Layout coordinate data:
%%
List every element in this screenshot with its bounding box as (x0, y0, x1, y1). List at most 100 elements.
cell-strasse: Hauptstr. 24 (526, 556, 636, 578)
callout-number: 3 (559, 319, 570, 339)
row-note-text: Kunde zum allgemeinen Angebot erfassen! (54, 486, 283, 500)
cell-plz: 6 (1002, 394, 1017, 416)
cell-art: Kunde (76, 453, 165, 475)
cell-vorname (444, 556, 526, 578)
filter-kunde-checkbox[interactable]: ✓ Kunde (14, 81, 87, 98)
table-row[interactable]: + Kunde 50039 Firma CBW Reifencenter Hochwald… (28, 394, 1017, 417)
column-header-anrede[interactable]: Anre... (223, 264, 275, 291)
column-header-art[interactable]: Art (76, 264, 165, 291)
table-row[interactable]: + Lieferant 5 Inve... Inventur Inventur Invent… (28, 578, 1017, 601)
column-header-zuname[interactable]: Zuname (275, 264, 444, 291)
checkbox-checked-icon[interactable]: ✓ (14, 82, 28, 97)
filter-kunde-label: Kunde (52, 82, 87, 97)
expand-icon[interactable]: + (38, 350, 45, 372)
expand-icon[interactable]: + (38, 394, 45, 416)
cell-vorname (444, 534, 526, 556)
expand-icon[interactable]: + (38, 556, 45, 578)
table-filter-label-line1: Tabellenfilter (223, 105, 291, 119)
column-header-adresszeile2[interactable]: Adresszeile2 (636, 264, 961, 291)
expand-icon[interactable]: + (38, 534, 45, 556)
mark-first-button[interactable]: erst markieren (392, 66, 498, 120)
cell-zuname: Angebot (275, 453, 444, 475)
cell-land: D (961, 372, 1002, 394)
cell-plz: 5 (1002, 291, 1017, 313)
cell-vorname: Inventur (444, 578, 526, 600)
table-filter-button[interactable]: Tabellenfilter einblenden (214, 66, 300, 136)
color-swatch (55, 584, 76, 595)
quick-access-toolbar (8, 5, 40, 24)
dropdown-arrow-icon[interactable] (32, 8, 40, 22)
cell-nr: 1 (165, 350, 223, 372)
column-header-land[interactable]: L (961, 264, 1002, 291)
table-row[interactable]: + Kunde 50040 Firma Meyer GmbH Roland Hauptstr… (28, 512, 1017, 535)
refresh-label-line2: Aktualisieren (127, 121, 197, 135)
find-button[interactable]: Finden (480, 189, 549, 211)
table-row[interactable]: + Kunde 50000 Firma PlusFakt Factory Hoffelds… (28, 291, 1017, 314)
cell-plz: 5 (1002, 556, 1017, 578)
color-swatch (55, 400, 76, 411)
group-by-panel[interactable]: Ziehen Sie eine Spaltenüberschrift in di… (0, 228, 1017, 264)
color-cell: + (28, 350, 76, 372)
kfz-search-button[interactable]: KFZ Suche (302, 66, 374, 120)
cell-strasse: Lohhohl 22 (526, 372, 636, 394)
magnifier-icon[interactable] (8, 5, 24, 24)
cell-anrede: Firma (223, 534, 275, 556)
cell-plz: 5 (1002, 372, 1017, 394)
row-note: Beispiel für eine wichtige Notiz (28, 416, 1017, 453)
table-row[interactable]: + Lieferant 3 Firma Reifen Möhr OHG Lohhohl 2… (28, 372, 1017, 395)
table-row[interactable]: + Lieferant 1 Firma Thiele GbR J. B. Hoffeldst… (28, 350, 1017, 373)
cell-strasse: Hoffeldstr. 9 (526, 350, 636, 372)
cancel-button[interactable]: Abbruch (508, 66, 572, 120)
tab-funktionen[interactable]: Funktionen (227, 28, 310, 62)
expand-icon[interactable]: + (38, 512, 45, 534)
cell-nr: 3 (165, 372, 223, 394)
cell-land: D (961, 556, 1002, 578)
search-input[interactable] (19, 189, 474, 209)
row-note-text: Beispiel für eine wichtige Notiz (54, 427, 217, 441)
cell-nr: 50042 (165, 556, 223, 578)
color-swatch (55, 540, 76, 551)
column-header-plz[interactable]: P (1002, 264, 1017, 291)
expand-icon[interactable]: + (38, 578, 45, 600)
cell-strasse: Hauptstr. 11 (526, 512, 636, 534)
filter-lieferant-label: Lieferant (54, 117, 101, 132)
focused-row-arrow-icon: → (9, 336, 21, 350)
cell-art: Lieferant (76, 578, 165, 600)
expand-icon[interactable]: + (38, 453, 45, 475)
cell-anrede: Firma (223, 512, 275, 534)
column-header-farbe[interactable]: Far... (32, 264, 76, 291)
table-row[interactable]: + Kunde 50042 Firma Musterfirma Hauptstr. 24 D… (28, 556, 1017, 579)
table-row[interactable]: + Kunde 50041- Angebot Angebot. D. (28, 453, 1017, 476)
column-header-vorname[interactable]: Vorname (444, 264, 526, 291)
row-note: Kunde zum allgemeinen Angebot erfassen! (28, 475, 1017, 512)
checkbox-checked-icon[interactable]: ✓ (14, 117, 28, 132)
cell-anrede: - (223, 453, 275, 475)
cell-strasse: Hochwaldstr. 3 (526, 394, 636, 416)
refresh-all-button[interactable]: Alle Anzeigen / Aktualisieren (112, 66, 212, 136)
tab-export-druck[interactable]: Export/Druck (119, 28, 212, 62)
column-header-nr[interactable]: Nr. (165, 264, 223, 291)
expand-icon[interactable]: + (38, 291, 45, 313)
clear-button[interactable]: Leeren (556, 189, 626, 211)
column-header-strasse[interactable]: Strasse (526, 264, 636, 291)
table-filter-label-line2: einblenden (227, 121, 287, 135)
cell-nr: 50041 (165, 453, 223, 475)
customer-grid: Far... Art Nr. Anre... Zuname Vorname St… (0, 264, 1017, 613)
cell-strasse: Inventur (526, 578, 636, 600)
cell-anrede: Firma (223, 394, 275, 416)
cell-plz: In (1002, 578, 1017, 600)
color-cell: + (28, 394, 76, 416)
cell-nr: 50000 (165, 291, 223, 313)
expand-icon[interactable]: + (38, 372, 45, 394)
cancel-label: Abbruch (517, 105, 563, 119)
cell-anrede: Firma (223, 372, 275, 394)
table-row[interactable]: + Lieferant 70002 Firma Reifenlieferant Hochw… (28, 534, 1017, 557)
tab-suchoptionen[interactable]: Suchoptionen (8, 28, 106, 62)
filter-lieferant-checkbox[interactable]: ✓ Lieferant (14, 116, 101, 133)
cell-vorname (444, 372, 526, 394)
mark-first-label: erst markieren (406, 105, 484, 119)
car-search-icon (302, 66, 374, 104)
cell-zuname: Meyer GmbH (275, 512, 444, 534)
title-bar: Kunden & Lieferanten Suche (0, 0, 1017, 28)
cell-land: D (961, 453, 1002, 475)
%%
PROBLEM >>
Turn the data above into a JSON list of strings, one string per line, leaving out any blank lines.

RESPONSE FOR THIS EXERCISE >>
[
  "List every element in this screenshot with its bounding box as (x0, y0, x1, y1). List at most 100 elements.",
  "cell-strasse: Hauptstr. 24 (526, 556, 636, 578)",
  "callout-number: 3 (559, 319, 570, 339)",
  "row-note-text: Kunde zum allgemeinen Angebot erfassen! (54, 486, 283, 500)",
  "cell-plz: 6 (1002, 394, 1017, 416)",
  "cell-art: Kunde (76, 453, 165, 475)",
  "cell-vorname (444, 556, 526, 578)",
  "filter-kunde-checkbox[interactable]: ✓ Kunde (14, 81, 87, 98)",
  "table-row[interactable]: + Kunde 50039 Firma CBW Reifencenter Hochwald… (28, 394, 1017, 417)",
  "column-header-anrede[interactable]: Anre... (223, 264, 275, 291)",
  "column-header-art[interactable]: Art (76, 264, 165, 291)",
  "table-row[interactable]: + Lieferant 5 Inve... Inventur Inventur Invent… (28, 578, 1017, 601)",
  "column-header-zuname[interactable]: Zuname (275, 264, 444, 291)",
  "checkbox-checked-icon[interactable]: ✓ (14, 82, 28, 97)",
  "filter-kunde-label: Kunde (52, 82, 87, 97)",
  "expand-icon[interactable]: + (38, 350, 45, 372)",
  "expand-icon[interactable]: + (38, 394, 45, 416)",
  "cell-vorname (444, 534, 526, 556)",
  "expand-icon[interactable]: + (38, 556, 45, 578)",
  "table-filter-label-line1: Tabellenfilter (223, 105, 291, 119)",
  "column-header-adresszeile2[interactable]: Adresszeile2 (636, 264, 961, 291)",
  "expand-icon[interactable]: + (38, 534, 45, 556)",
  "mark-first-button[interactable]: erst markieren (392, 66, 498, 120)",
  "cell-zuname: Angebot (275, 453, 444, 475)",
  "cell-land: D (961, 372, 1002, 394)",
  "cell-plz: 5 (1002, 291, 1017, 313)",
  "cell-vorname: Inventur (444, 578, 526, 600)",
  "table-filter-button[interactable]: Tabellenfilter einblenden (214, 66, 300, 136)",
  "color-swatch (55, 584, 76, 595)",
  "quick-access-toolbar (8, 5, 40, 24)",
  "dropdown-arrow-icon[interactable] (32, 8, 40, 22)",
  "cell-nr: 1 (165, 350, 223, 372)",
  "column-header-land[interactable]: L (961, 264, 1002, 291)",
  "table-row[interactable]: + Kunde 50040 Firma Meyer GmbH Roland Hauptstr… (28, 512, 1017, 535)",
  "refresh-label-line2: Aktualisieren (127, 121, 197, 135)",
  "find-button[interactable]: Finden (480, 189, 549, 211)",
  "table-row[interactable]: + Kunde 50000 Firma PlusFakt Factory Hoffelds… (28, 291, 1017, 314)",
  "cell-plz: 5 (1002, 556, 1017, 578)",
  "color-swatch (55, 400, 76, 411)",
  "group-by-panel[interactable]: Ziehen Sie eine Spaltenüberschrift in di… (0, 228, 1017, 264)",
  "color-cell: + (28, 350, 76, 372)",
  "kfz-search-button[interactable]: KFZ Suche (302, 66, 374, 120)",
  "cell-strasse: Lohhohl 22 (526, 372, 636, 394)",
  "magnifier-icon[interactable] (8, 5, 24, 24)",
  "cell-anrede: Firma (223, 534, 275, 556)",
  "cell-plz: 5 (1002, 372, 1017, 394)",
  "row-note: Beispiel für eine wichtige Notiz (28, 416, 1017, 453)",
  "table-row[interactable]: + Lieferant 3 Firma Reifen Möhr OHG Lohhohl 2… (28, 372, 1017, 395)",
  "table-row[interactable]: + Lieferant 1 Firma Thiele GbR J. B. Hoffeldst… (28, 350, 1017, 373)",
  "cell-strasse: Hoffeldstr. 9 (526, 350, 636, 372)",
  "cancel-button[interactable]: Abbruch (508, 66, 572, 120)",
  "tab-funktionen[interactable]: Funktionen (227, 28, 310, 62)",
  "expand-icon[interactable]: + (38, 512, 45, 534)",
  "cell-nr: 3 (165, 372, 223, 394)",
  "cell-land: D (961, 556, 1002, 578)",
  "search-input[interactable] (19, 189, 474, 209)",
  "row-note-text: Beispiel für eine wichtige Notiz (54, 427, 217, 441)",
  "cell-nr: 50042 (165, 556, 223, 578)",
  "color-swatch (55, 540, 76, 551)",
  "column-header-plz[interactable]: P (1002, 264, 1017, 291)",
  "expand-icon[interactable]: + (38, 578, 45, 600)",
  "cell-strasse: Hauptstr. 11 (526, 512, 636, 534)",
  "filter-lieferant-label: Lieferant (54, 117, 101, 132)",
  "focused-row-arrow-icon: → (9, 336, 21, 350)",
  "cell-art: Lieferant (76, 578, 165, 600)",
  "expand-icon[interactable]: + (38, 453, 45, 475)",
  "cell-anrede: Firma (223, 512, 275, 534)",
  "column-header-farbe[interactable]: Far... (32, 264, 76, 291)",
  "table-row[interactable]: + Kunde 50042 Firma Musterfirma Hauptstr. 24 D… (28, 556, 1017, 579)",
  "table-row[interactable]: + Kunde 50041- Angebot Angebot. D. (28, 453, 1017, 476)",
  "column-header-vorname[interactable]: Vorname (444, 264, 526, 291)",
  "row-note: Kunde zum allgemeinen Angebot erfassen! (28, 475, 1017, 512)",
  "checkbox-checked-icon[interactable]: ✓ (14, 117, 28, 132)",
  "cell-anrede: - (223, 453, 275, 475)",
  "cell-strasse: Hochwaldstr. 3 (526, 394, 636, 416)",
  "refresh-all-button[interactable]: Alle Anzeigen / Aktualisieren (112, 66, 212, 136)",
  "tab-export-druck[interactable]: Export/Druck (119, 28, 212, 62)",
  "column-header-nr[interactable]: Nr. (165, 264, 223, 291)",
  "expand-icon[interactable]: + (38, 291, 45, 313)",
  "clear-button[interactable]: Leeren (556, 189, 626, 211)",
  "column-header-strasse[interactable]: Strasse (526, 264, 636, 291)",
  "table-filter-label-line2: einblenden (227, 121, 287, 135)",
  "cell-nr: 50041 (165, 453, 223, 475)",
  "customer-grid: Far... Art Nr. Anre... Zuname Vorname St… (0, 264, 1017, 613)",
  "cell-strasse: Inventur (526, 578, 636, 600)",
  "cell-anrede: Firma (223, 394, 275, 416)",
  "cell-plz: In (1002, 578, 1017, 600)",
  "color-cell: + (28, 394, 76, 416)",
  "cell-nr: 50000 (165, 291, 223, 313)",
  "expand-icon[interactable]: + (38, 372, 45, 394)",
  "cancel-label: Abbruch (517, 105, 563, 119)",
  "cell-anrede: Firma (223, 372, 275, 394)",
  "table-row[interactable]: + Lieferant 70002 Firma Reifenlieferant Hochw… (28, 534, 1017, 557)",
  "tab-suchoptionen[interactable]: Suchoptionen (8, 28, 106, 62)",
  "filter-lieferant-checkbox[interactable]: ✓ Lieferant (14, 116, 101, 133)",
  "cell-vorname (444, 372, 526, 394)",
  "mark-first-label: erst markieren (406, 105, 484, 119)",
  "car-search-icon (302, 66, 374, 104)",
  "cell-zuname: Meyer GmbH (275, 512, 444, 534)",
  "title-bar: Kunden & Lieferanten Suche (0, 0, 1017, 28)",
  "cell-land: D (961, 453, 1002, 475)"
]